Wherever the string "Duur" occurs in a line of these records, report that line.

Stored entries
.....

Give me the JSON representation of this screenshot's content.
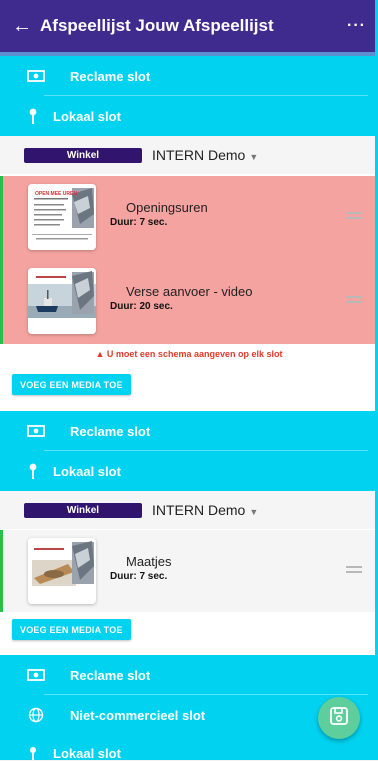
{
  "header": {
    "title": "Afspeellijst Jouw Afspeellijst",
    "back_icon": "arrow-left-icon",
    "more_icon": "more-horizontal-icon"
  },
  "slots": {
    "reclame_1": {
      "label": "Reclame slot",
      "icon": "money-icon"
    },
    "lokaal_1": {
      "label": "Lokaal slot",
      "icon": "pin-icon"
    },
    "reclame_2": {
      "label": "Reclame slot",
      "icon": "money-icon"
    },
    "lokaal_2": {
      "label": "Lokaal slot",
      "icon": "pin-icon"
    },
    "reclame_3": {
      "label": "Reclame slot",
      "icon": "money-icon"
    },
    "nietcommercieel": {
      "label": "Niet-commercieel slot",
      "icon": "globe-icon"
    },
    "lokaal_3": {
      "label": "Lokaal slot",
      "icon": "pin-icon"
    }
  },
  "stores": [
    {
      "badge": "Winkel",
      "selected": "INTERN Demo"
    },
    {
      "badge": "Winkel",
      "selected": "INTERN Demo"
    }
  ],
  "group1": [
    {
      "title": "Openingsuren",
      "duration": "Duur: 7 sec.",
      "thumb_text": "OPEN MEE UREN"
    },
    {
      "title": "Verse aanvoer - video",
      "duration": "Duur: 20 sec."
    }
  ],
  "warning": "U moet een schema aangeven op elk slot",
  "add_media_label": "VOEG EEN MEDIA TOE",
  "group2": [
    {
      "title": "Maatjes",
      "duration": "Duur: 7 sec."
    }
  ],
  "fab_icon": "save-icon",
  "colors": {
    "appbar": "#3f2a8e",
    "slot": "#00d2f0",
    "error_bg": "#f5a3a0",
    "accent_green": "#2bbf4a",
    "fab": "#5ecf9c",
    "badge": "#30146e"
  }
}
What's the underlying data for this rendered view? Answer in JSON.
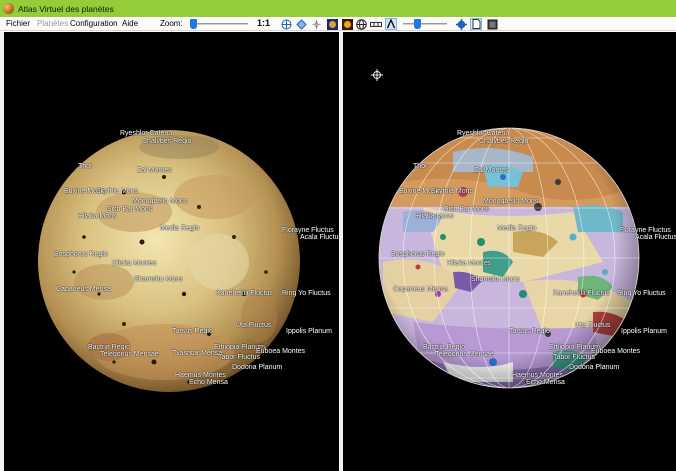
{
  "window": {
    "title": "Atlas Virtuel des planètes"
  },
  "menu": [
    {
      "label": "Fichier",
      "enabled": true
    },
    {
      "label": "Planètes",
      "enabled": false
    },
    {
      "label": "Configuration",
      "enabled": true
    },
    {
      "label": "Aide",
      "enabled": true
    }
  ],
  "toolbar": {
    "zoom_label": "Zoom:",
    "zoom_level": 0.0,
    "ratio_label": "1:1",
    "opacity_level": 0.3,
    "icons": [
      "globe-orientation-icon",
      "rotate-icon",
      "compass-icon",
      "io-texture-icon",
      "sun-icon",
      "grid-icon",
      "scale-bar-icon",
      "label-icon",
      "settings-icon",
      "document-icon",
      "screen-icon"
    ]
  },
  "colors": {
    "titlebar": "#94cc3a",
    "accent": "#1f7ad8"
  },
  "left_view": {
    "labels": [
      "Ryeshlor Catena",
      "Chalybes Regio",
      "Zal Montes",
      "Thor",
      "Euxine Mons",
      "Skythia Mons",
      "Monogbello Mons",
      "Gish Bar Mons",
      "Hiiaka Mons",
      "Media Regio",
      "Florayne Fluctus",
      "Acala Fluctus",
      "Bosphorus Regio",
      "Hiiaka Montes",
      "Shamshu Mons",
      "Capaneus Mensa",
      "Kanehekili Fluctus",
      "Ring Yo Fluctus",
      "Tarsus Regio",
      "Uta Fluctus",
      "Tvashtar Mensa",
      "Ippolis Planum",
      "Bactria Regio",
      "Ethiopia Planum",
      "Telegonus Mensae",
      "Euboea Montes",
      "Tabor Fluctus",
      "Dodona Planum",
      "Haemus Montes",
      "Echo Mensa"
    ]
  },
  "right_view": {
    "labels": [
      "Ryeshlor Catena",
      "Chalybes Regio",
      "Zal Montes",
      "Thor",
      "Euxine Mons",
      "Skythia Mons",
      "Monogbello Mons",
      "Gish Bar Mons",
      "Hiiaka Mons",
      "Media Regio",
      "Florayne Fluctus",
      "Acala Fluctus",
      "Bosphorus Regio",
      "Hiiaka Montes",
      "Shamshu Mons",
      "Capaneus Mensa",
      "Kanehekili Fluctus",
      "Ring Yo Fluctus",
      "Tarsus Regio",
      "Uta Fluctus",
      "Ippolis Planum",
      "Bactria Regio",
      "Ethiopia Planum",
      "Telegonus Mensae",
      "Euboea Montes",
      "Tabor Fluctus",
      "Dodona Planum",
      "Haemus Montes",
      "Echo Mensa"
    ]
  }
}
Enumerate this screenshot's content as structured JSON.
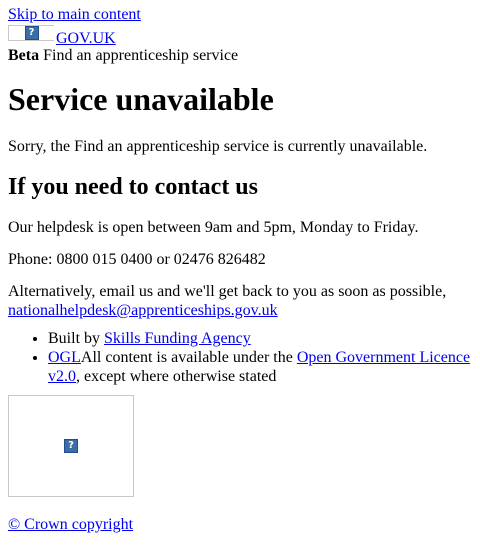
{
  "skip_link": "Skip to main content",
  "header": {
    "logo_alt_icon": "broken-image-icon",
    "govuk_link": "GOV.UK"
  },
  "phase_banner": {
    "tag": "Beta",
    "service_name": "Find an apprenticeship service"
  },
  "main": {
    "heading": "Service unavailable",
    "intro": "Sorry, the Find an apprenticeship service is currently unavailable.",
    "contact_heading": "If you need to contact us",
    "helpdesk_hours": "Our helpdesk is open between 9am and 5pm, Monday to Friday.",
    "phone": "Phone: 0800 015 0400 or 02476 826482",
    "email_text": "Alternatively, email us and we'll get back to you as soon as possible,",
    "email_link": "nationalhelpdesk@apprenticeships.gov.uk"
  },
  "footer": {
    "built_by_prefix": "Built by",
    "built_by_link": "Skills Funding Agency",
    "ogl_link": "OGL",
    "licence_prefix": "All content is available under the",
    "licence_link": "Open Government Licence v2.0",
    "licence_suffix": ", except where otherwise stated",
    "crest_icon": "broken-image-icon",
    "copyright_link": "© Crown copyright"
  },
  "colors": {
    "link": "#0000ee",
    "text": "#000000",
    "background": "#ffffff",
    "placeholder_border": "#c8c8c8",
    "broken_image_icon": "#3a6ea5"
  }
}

.....

> Reply:
      "duration": "Duur: 7 sec.",
      "duration": "Duur: 20 sec."
      "duration": "Duur: 7 sec."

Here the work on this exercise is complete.